Exercise: Copy out the material below in full, but not its images.

Material provided:

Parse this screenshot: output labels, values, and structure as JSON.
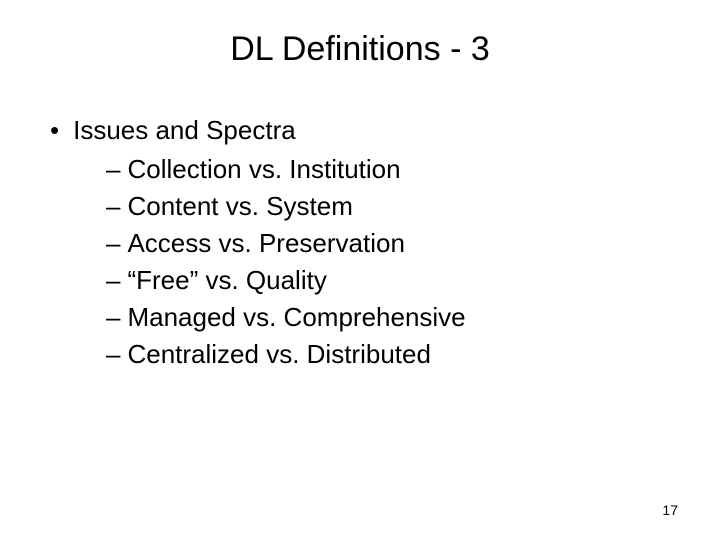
{
  "title": "DL Definitions - 3",
  "level1_text": "Issues and Spectra",
  "bullets": {
    "b0": "Collection vs. Institution",
    "b1": "Content vs. System",
    "b2": "Access vs. Preservation",
    "b3": "“Free” vs. Quality",
    "b4": "Managed vs. Comprehensive",
    "b5": "Centralized vs. Distributed"
  },
  "page_number": "17",
  "styling": {
    "background_color": "#ffffff",
    "text_color": "#000000",
    "title_fontsize": 34,
    "body_fontsize": 26,
    "pagenum_fontsize": 14,
    "font_family": "Arial"
  }
}
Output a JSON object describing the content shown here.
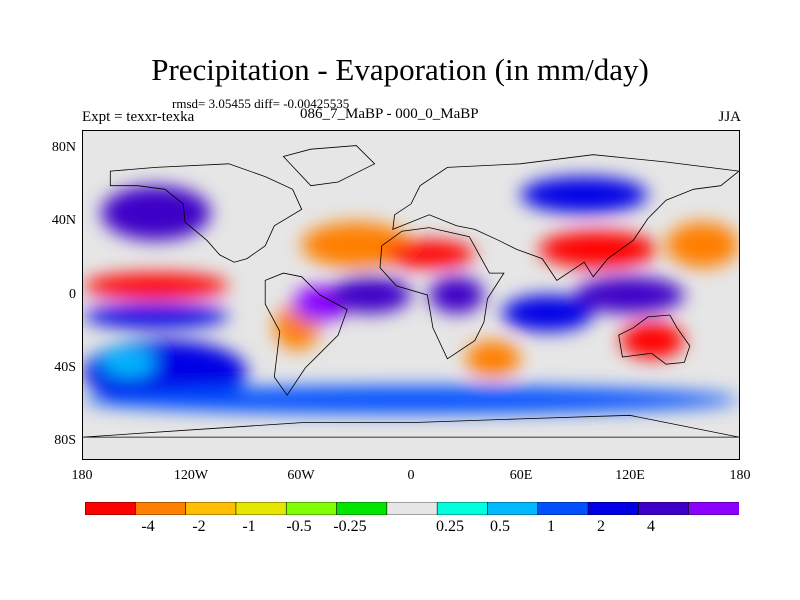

Answer to the problem:
Parse this screenshot: output labels, values, and structure as JSON.
{
  "title": "DL Definitions - 3",
  "level1_text": "Issues and Spectra",
  "bullets": {
    "b0": "Collection vs. Institution",
    "b1": "Content vs. System",
    "b2": "Access vs. Preservation",
    "b3": "“Free” vs. Quality",
    "b4": "Managed vs. Comprehensive",
    "b5": "Centralized vs. Distributed"
  },
  "page_number": "17",
  "styling": {
    "background_color": "#ffffff",
    "text_color": "#000000",
    "title_fontsize": 34,
    "body_fontsize": 26,
    "pagenum_fontsize": 14,
    "font_family": "Arial"
  }
}
Output a JSON object describing the content shown here.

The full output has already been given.